§ Instruction: Below are some entries; can you quote all of them exactly?

§ Records shown:
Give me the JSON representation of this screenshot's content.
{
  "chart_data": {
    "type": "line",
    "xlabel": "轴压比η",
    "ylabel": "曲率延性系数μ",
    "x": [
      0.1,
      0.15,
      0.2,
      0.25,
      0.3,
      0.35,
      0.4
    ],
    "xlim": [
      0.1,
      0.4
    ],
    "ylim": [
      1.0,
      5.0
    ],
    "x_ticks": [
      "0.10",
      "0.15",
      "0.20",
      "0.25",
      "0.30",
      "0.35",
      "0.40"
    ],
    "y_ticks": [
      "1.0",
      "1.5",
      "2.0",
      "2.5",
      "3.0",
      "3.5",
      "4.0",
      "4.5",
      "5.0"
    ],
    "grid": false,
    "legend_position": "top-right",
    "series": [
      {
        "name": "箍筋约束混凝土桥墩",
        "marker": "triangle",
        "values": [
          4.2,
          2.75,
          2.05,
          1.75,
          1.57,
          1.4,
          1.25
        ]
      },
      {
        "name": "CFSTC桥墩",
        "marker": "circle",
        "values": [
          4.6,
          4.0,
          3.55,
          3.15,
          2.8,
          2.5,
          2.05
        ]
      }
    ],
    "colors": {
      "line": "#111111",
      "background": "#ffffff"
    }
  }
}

§ Exercise result:
Give me the JSON representation of this screenshot's content.
{
  "chart_data": {
    "type": "line",
    "xlabel": "轴压比η",
    "ylabel": "曲率延性系数μ",
    "x": [
      0.1,
      0.15,
      0.2,
      0.25,
      0.3,
      0.35,
      0.4
    ],
    "xlim": [
      0.1,
      0.4
    ],
    "ylim": [
      1.0,
      5.0
    ],
    "x_ticks": [
      "0.10",
      "0.15",
      "0.20",
      "0.25",
      "0.30",
      "0.35",
      "0.40"
    ],
    "y_ticks": [
      "1.0",
      "1.5",
      "2.0",
      "2.5",
      "3.0",
      "3.5",
      "4.0",
      "4.5",
      "5.0"
    ],
    "grid": false,
    "legend_position": "top-right",
    "series": [
      {
        "name": "箍筋约束混凝土桥墩",
        "marker": "triangle",
        "values": [
          4.2,
          2.75,
          2.05,
          1.75,
          1.57,
          1.4,
          1.25
        ]
      },
      {
        "name": "CFSTC桥墩",
        "marker": "circle",
        "values": [
          4.6,
          4.0,
          3.55,
          3.15,
          2.8,
          2.5,
          2.05
        ]
      }
    ],
    "colors": {
      "line": "#111111",
      "background": "#ffffff"
    }
  }
}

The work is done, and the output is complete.